### DO THIS
Within the records below, find each line that holds the string "myoclonie", then copy it.

======== DATA FOR THE TASK ========

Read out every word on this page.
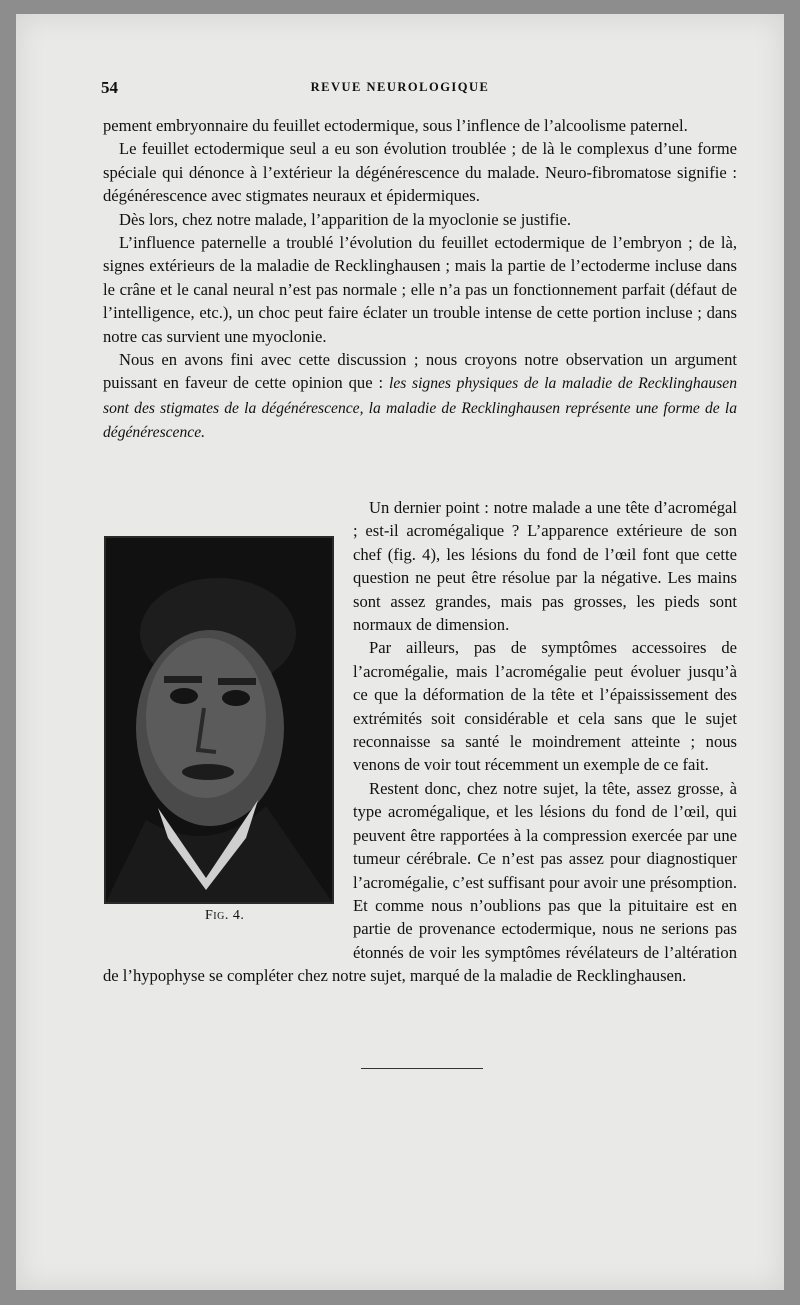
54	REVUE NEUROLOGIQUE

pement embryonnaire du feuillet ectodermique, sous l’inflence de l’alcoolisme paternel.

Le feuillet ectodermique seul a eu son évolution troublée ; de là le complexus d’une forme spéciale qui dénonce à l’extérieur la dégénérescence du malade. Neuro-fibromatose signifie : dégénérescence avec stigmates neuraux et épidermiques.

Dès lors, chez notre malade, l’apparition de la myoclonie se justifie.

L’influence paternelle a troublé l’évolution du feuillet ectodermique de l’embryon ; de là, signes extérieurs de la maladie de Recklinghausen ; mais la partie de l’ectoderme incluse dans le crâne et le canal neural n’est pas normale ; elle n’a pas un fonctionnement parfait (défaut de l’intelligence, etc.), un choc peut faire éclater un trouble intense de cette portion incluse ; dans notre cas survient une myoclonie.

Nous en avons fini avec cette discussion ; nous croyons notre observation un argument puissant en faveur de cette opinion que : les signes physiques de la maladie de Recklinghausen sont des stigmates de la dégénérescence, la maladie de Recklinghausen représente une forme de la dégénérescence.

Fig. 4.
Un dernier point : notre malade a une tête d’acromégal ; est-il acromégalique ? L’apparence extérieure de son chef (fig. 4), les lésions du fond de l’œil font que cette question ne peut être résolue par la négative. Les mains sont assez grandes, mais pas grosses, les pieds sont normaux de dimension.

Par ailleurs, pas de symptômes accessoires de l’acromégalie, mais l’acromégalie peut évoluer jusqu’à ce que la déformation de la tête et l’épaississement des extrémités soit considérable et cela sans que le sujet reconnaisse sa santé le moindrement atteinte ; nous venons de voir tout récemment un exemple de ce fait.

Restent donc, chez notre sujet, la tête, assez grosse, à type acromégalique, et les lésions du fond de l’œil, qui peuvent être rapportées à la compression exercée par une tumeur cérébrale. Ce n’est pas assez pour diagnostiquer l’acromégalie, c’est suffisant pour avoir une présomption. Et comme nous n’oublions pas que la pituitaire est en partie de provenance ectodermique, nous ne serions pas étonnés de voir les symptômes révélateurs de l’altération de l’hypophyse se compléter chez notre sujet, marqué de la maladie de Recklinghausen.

========

### FINISHED TASK
Dès lors, chez notre malade, l’apparition de la myoclonie se justifie.
L’influence paternelle a troublé l’évolution du feuillet ectodermique de l’embryon ; de là, signes extérieurs de la maladie de Recklinghausen ; mais la partie de l’ectoderme incluse dans le crâne et le canal neural n’est pas normale ; elle n’a pas un fonctionnement parfait (défaut de l’intelligence, etc.), un choc peut faire éclater un trouble intense de cette portion incluse ; dans notre cas survient une myoclonie.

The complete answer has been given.